### RECORD EXCERPTS
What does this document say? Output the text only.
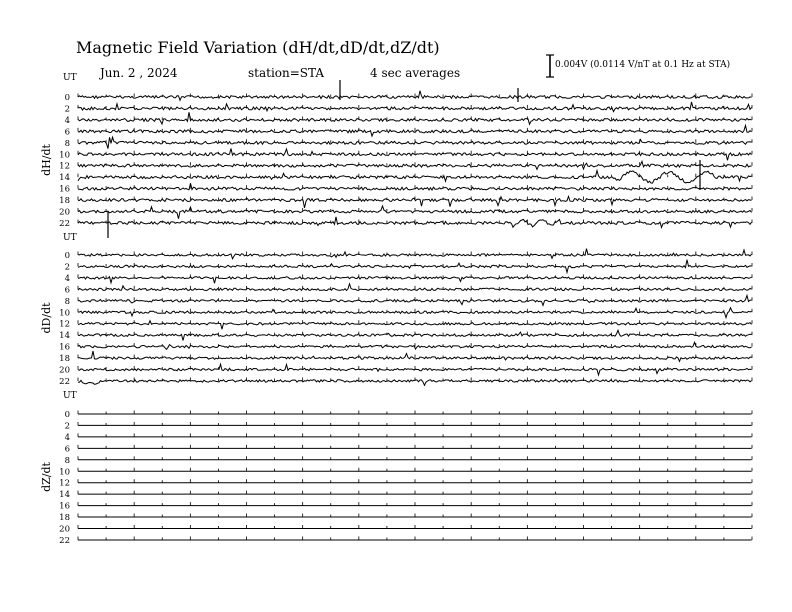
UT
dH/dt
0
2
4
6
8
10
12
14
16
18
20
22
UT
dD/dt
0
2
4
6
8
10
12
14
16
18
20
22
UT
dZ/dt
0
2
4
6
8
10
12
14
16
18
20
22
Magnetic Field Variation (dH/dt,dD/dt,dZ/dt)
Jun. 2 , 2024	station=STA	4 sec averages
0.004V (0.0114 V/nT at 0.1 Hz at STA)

### AIM
The records above need to be given again exactly. Omit the pictures.

### EXERCISE SOLUTION
What does this document say? Output the text only.
UT
dH/dt
0
2
4
6
8
10
12
14
16
18
20
22
UT
dD/dt
0
2
4
6
8
10
12
14
16
18
20
22
UT
dZ/dt
0
2
4
6
8
10
12
14
16
18
20
22
Magnetic Field Variation (dH/dt,dD/dt,dZ/dt)
Jun. 2 , 2024	station=STA	4 sec averages
0.004V (0.0114 V/nT at 0.1 Hz at STA)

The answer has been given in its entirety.